> _INSTRUCTION_
Return the material below in full and exactly.

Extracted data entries
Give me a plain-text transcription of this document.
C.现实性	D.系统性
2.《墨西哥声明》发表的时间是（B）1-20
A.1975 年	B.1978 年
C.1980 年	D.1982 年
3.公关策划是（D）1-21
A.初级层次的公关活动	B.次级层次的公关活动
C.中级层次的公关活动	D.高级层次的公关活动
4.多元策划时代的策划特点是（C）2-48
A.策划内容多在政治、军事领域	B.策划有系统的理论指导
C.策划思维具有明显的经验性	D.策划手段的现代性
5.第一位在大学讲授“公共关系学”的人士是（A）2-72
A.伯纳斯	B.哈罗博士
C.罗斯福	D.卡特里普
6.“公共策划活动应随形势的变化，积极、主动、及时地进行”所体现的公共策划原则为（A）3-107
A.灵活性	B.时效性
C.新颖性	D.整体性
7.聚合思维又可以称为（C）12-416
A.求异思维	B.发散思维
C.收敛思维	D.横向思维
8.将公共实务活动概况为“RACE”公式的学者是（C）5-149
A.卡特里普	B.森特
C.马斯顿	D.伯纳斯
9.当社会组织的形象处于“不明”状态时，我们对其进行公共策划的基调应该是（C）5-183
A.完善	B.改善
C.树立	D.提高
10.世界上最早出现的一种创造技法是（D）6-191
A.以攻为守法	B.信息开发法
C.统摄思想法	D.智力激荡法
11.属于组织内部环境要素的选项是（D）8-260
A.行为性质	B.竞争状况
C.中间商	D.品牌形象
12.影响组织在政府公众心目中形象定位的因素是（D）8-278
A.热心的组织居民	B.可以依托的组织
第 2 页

> _OUTPUT FOR THIS EXERCISE_
Give me a plain-text transcription of this document.
C.现实性	D.系统性
2.《墨西哥声明》发表的时间是（B）1-20
A.1975 年	B.1978 年
C.1980 年	D.1982 年
3.公关策划是（D）1-21
A.初级层次的公关活动	B.次级层次的公关活动
C.中级层次的公关活动	D.高级层次的公关活动
4.多元策划时代的策划特点是（C）2-48
A.策划内容多在政治、军事领域	B.策划有系统的理论指导
C.策划思维具有明显的经验性	D.策划手段的现代性
5.第一位在大学讲授“公共关系学”的人士是（A）2-72
A.伯纳斯	B.哈罗博士
C.罗斯福	D.卡特里普
6.“公共策划活动应随形势的变化，积极、主动、及时地进行”所体现的公共策划原则为（A）3-107
A.灵活性	B.时效性
C.新颖性	D.整体性
7.聚合思维又可以称为（C）12-416
A.求异思维	B.发散思维
C.收敛思维	D.横向思维
8.将公共实务活动概况为“RACE”公式的学者是（C）5-149
A.卡特里普	B.森特
C.马斯顿	D.伯纳斯
9.当社会组织的形象处于“不明”状态时，我们对其进行公共策划的基调应该是（C）5-183
A.完善	B.改善
C.树立	D.提高
10.世界上最早出现的一种创造技法是（D）6-191
A.以攻为守法	B.信息开发法
C.统摄思想法	D.智力激荡法
11.属于组织内部环境要素的选项是（D）8-260
A.行为性质	B.竞争状况
C.中间商	D.品牌形象
12.影响组织在政府公众心目中形象定位的因素是（D）8-278
A.热心的组织居民	B.可以依托的组织
第 2 页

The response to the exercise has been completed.